- _What the task requires_
Find the lines below that contain the word "Churn" and count them. Only the number should be given.

══ Input ══

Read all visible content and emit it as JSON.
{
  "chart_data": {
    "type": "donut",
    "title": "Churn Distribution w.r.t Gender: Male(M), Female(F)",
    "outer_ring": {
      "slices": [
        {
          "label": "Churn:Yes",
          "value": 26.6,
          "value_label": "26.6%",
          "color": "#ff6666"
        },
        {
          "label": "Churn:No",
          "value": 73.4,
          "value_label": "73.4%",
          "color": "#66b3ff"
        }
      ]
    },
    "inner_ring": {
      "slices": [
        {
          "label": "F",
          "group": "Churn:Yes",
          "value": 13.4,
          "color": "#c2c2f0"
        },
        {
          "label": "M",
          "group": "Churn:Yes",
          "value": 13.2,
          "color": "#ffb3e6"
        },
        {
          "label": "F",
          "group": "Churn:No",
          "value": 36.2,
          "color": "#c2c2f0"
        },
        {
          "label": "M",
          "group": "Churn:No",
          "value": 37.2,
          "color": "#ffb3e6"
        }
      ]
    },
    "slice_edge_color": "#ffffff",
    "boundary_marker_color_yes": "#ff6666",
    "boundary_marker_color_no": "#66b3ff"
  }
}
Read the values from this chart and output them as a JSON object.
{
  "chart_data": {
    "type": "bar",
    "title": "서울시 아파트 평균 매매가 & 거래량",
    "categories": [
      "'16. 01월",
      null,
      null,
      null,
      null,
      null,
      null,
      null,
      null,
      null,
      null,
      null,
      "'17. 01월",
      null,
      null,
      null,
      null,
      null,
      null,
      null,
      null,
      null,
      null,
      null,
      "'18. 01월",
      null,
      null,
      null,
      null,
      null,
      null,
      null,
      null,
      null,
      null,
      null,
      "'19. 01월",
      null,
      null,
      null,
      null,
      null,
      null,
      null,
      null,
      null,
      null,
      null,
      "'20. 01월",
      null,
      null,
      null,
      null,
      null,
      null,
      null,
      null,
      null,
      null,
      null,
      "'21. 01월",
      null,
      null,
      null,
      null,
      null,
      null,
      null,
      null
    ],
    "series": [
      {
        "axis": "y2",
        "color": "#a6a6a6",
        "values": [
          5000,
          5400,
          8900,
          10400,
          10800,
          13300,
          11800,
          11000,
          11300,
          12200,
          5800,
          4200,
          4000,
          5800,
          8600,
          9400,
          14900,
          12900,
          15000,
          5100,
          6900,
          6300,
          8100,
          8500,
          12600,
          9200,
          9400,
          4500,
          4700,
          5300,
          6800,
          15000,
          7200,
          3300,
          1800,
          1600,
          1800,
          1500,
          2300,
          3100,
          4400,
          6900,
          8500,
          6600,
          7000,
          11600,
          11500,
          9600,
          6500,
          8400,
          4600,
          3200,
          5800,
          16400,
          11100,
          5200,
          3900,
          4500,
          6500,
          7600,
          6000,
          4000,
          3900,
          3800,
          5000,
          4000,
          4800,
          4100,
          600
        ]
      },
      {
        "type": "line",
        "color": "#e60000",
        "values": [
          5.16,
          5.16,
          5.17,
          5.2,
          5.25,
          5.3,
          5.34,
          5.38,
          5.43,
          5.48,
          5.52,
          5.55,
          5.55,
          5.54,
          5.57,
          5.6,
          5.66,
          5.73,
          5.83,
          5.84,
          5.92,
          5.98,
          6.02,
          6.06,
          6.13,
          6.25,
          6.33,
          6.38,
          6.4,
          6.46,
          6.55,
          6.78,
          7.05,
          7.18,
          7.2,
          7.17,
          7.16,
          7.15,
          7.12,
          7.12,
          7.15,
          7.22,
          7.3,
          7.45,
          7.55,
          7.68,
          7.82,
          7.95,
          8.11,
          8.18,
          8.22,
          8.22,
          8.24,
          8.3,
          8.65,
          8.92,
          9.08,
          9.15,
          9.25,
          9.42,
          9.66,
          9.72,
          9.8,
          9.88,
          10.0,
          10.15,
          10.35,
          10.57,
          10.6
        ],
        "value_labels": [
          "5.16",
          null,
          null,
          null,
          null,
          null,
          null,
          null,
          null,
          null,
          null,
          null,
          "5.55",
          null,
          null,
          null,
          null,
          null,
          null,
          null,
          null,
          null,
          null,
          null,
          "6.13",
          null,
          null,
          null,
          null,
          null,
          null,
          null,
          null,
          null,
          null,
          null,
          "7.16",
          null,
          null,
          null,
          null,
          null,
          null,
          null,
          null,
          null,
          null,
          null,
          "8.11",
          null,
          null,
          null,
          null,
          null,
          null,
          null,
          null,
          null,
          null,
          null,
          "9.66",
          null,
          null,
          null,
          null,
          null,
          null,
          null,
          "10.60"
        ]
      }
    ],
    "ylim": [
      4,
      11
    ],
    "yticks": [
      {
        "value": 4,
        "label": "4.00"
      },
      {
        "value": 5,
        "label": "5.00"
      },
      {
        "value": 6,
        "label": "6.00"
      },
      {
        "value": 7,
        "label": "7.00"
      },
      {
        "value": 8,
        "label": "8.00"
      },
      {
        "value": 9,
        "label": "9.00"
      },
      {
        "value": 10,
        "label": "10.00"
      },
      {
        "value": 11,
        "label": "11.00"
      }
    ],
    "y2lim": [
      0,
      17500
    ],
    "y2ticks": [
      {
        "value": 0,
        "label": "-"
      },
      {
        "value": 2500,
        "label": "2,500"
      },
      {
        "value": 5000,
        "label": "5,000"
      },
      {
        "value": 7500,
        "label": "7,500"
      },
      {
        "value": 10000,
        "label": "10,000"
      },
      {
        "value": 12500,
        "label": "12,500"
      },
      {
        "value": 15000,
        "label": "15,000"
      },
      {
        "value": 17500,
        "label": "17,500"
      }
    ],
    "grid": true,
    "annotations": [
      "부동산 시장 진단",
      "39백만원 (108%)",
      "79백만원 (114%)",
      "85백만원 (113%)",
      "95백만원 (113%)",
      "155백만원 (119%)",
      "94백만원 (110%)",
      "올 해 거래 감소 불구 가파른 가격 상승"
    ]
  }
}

═══

- _Response to the task_
7